GIVEN TASK -
Copy out the listing in full, exactly as written, but not its pictures.
** start **
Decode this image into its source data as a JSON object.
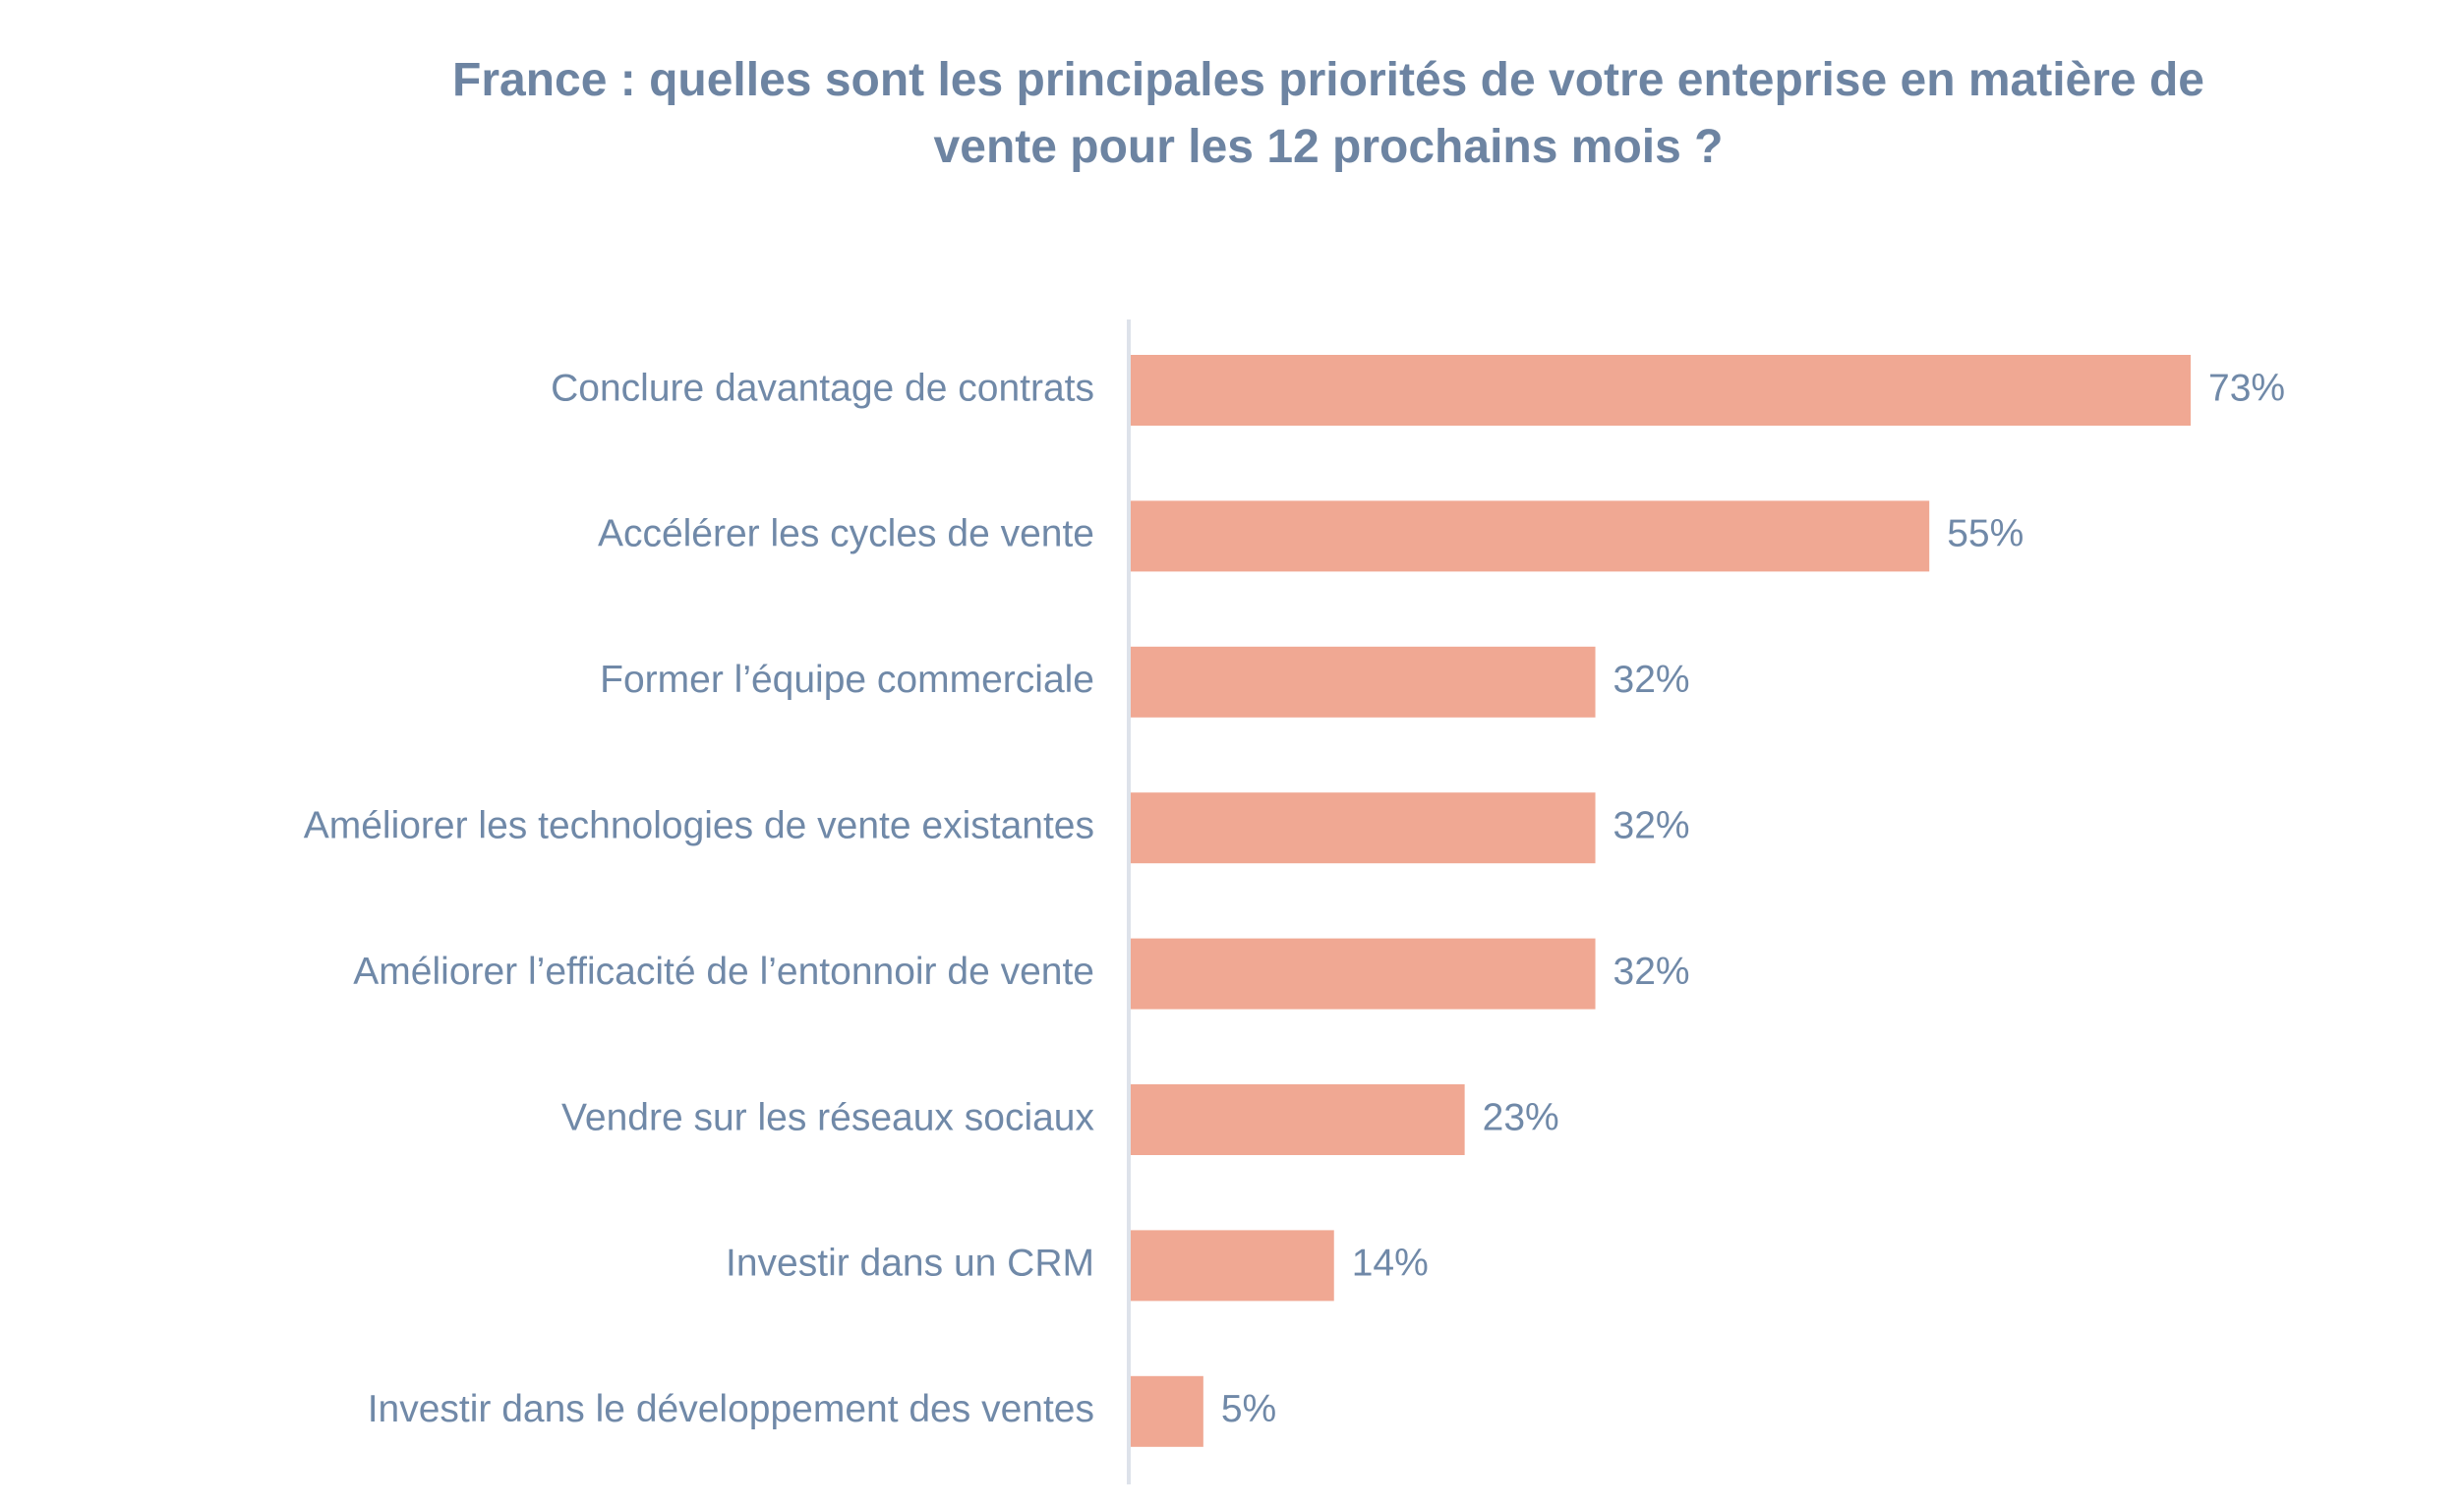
{
  "chart_data": {
    "type": "bar",
    "orientation": "horizontal",
    "title": "France : quelles sont les principales priorités de votre enteprise en matière de vente pour les 12 prochains mois ?",
    "categories": [
      "Conclure davantage de contrats",
      "Accélérer les cycles de vente",
      "Former l’équipe commerciale",
      "Améliorer les technologies de vente existantes",
      "Améliorer l’efficacité de l’entonnoir de vente",
      "Vendre sur les réseaux sociaux",
      "Investir dans un CRM",
      "Investir dans le développement des ventes"
    ],
    "values": [
      73,
      55,
      32,
      32,
      32,
      23,
      14,
      5
    ],
    "value_labels": [
      "73%",
      "55%",
      "32%",
      "32%",
      "32%",
      "23%",
      "14%",
      "5%"
    ],
    "color": "#f0a893"
  }
}
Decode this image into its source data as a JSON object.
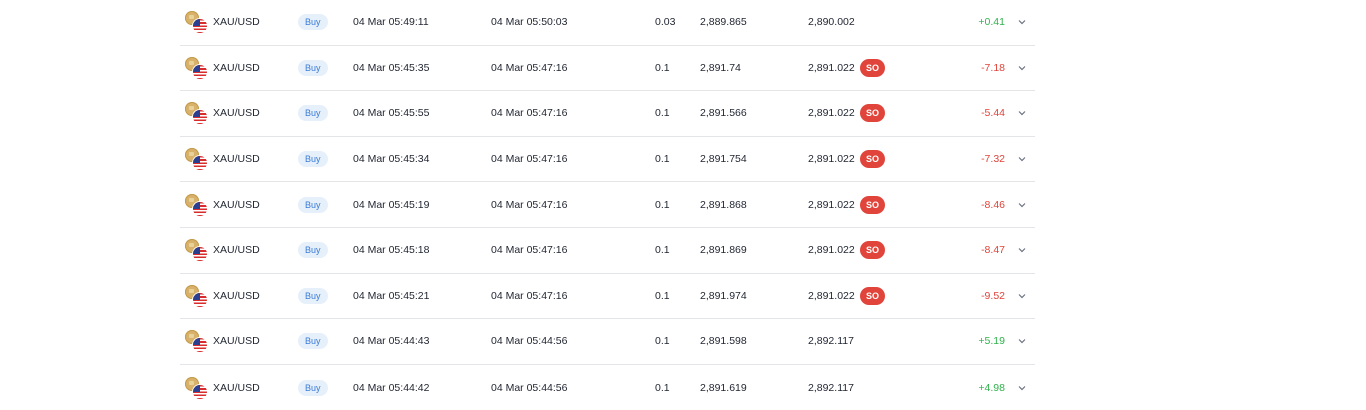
{
  "colors": {
    "positive": "#2fb24c",
    "negative": "#e0443a",
    "side_badge_bg": "#e6f0fb",
    "side_badge_text": "#3a7bd5",
    "so_badge_bg": "#e0443a"
  },
  "icons": {
    "row_symbol": [
      "gold-coin-icon",
      "us-flag-icon"
    ],
    "row_action": "chevron-down-icon"
  },
  "trades": [
    {
      "symbol": "XAU/USD",
      "side": "Buy",
      "open_time": "04 Mar 05:49:11",
      "close_time": "04 Mar 05:50:03",
      "volume": "0.03",
      "open_price": "2,889.865",
      "close_price": "2,890.002",
      "so": "",
      "profit": "+0.41",
      "profit_sign": "pos"
    },
    {
      "symbol": "XAU/USD",
      "side": "Buy",
      "open_time": "04 Mar 05:45:35",
      "close_time": "04 Mar 05:47:16",
      "volume": "0.1",
      "open_price": "2,891.74",
      "close_price": "2,891.022",
      "so": "SO",
      "profit": "-7.18",
      "profit_sign": "neg"
    },
    {
      "symbol": "XAU/USD",
      "side": "Buy",
      "open_time": "04 Mar 05:45:55",
      "close_time": "04 Mar 05:47:16",
      "volume": "0.1",
      "open_price": "2,891.566",
      "close_price": "2,891.022",
      "so": "SO",
      "profit": "-5.44",
      "profit_sign": "neg"
    },
    {
      "symbol": "XAU/USD",
      "side": "Buy",
      "open_time": "04 Mar 05:45:34",
      "close_time": "04 Mar 05:47:16",
      "volume": "0.1",
      "open_price": "2,891.754",
      "close_price": "2,891.022",
      "so": "SO",
      "profit": "-7.32",
      "profit_sign": "neg"
    },
    {
      "symbol": "XAU/USD",
      "side": "Buy",
      "open_time": "04 Mar 05:45:19",
      "close_time": "04 Mar 05:47:16",
      "volume": "0.1",
      "open_price": "2,891.868",
      "close_price": "2,891.022",
      "so": "SO",
      "profit": "-8.46",
      "profit_sign": "neg"
    },
    {
      "symbol": "XAU/USD",
      "side": "Buy",
      "open_time": "04 Mar 05:45:18",
      "close_time": "04 Mar 05:47:16",
      "volume": "0.1",
      "open_price": "2,891.869",
      "close_price": "2,891.022",
      "so": "SO",
      "profit": "-8.47",
      "profit_sign": "neg"
    },
    {
      "symbol": "XAU/USD",
      "side": "Buy",
      "open_time": "04 Mar 05:45:21",
      "close_time": "04 Mar 05:47:16",
      "volume": "0.1",
      "open_price": "2,891.974",
      "close_price": "2,891.022",
      "so": "SO",
      "profit": "-9.52",
      "profit_sign": "neg"
    },
    {
      "symbol": "XAU/USD",
      "side": "Buy",
      "open_time": "04 Mar 05:44:43",
      "close_time": "04 Mar 05:44:56",
      "volume": "0.1",
      "open_price": "2,891.598",
      "close_price": "2,892.117",
      "so": "",
      "profit": "+5.19",
      "profit_sign": "pos"
    },
    {
      "symbol": "XAU/USD",
      "side": "Buy",
      "open_time": "04 Mar 05:44:42",
      "close_time": "04 Mar 05:44:56",
      "volume": "0.1",
      "open_price": "2,891.619",
      "close_price": "2,892.117",
      "so": "",
      "profit": "+4.98",
      "profit_sign": "pos"
    }
  ]
}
** end **
SOLUTION BELOW -
Decode this image into its source data as a JSON object.
{
  "chart_data": {
    "type": "bar",
    "orientation": "horizontal",
    "title": "France : quelles sont les principales priorités de votre enteprise en matière de vente pour les 12 prochains mois ?",
    "categories": [
      "Conclure davantage de contrats",
      "Accélérer les cycles de vente",
      "Former l’équipe commerciale",
      "Améliorer les technologies de vente existantes",
      "Améliorer l’efficacité de l’entonnoir de vente",
      "Vendre sur les réseaux sociaux",
      "Investir dans un CRM",
      "Investir dans le développement des ventes"
    ],
    "values": [
      73,
      55,
      32,
      32,
      32,
      23,
      14,
      5
    ],
    "value_labels": [
      "73%",
      "55%",
      "32%",
      "32%",
      "32%",
      "23%",
      "14%",
      "5%"
    ],
    "color": "#f0a893"
  }
}
Decode this image into its source data as a JSON object.
{
  "colors": {
    "positive": "#2fb24c",
    "negative": "#e0443a",
    "side_badge_bg": "#e6f0fb",
    "side_badge_text": "#3a7bd5",
    "so_badge_bg": "#e0443a"
  },
  "icons": {
    "row_symbol": [
      "gold-coin-icon",
      "us-flag-icon"
    ],
    "row_action": "chevron-down-icon"
  },
  "trades": [
    {
      "symbol": "XAU/USD",
      "side": "Buy",
      "open_time": "04 Mar 05:49:11",
      "close_time": "04 Mar 05:50:03",
      "volume": "0.03",
      "open_price": "2,889.865",
      "close_price": "2,890.002",
      "so": "",
      "profit": "+0.41",
      "profit_sign": "pos"
    },
    {
      "symbol": "XAU/USD",
      "side": "Buy",
      "open_time": "04 Mar 05:45:35",
      "close_time": "04 Mar 05:47:16",
      "volume": "0.1",
      "open_price": "2,891.74",
      "close_price": "2,891.022",
      "so": "SO",
      "profit": "-7.18",
      "profit_sign": "neg"
    },
    {
      "symbol": "XAU/USD",
      "side": "Buy",
      "open_time": "04 Mar 05:45:55",
      "close_time": "04 Mar 05:47:16",
      "volume": "0.1",
      "open_price": "2,891.566",
      "close_price": "2,891.022",
      "so": "SO",
      "profit": "-5.44",
      "profit_sign": "neg"
    },
    {
      "symbol": "XAU/USD",
      "side": "Buy",
      "open_time": "04 Mar 05:45:34",
      "close_time": "04 Mar 05:47:16",
      "volume": "0.1",
      "open_price": "2,891.754",
      "close_price": "2,891.022",
      "so": "SO",
      "profit": "-7.32",
      "profit_sign": "neg"
    },
    {
      "symbol": "XAU/USD",
      "side": "Buy",
      "open_time": "04 Mar 05:45:19",
      "close_time": "04 Mar 05:47:16",
      "volume": "0.1",
      "open_price": "2,891.868",
      "close_price": "2,891.022",
      "so": "SO",
      "profit": "-8.46",
      "profit_sign": "neg"
    },
    {
      "symbol": "XAU/USD",
      "side": "Buy",
      "open_time": "04 Mar 05:45:18",
      "close_time": "04 Mar 05:47:16",
      "volume": "0.1",
      "open_price": "2,891.869",
      "close_price": "2,891.022",
      "so": "SO",
      "profit": "-8.47",
      "profit_sign": "neg"
    },
    {
      "symbol": "XAU/USD",
      "side": "Buy",
      "open_time": "04 Mar 05:45:21",
      "close_time": "04 Mar 05:47:16",
      "volume": "0.1",
      "open_price": "2,891.974",
      "close_price": "2,891.022",
      "so": "SO",
      "profit": "-9.52",
      "profit_sign": "neg"
    },
    {
      "symbol": "XAU/USD",
      "side": "Buy",
      "open_time": "04 Mar 05:44:43",
      "close_time": "04 Mar 05:44:56",
      "volume": "0.1",
      "open_price": "2,891.598",
      "close_price": "2,892.117",
      "so": "",
      "profit": "+5.19",
      "profit_sign": "pos"
    },
    {
      "symbol": "XAU/USD",
      "side": "Buy",
      "open_time": "04 Mar 05:44:42",
      "close_time": "04 Mar 05:44:56",
      "volume": "0.1",
      "open_price": "2,891.619",
      "close_price": "2,892.117",
      "so": "",
      "profit": "+4.98",
      "profit_sign": "pos"
    }
  ]
}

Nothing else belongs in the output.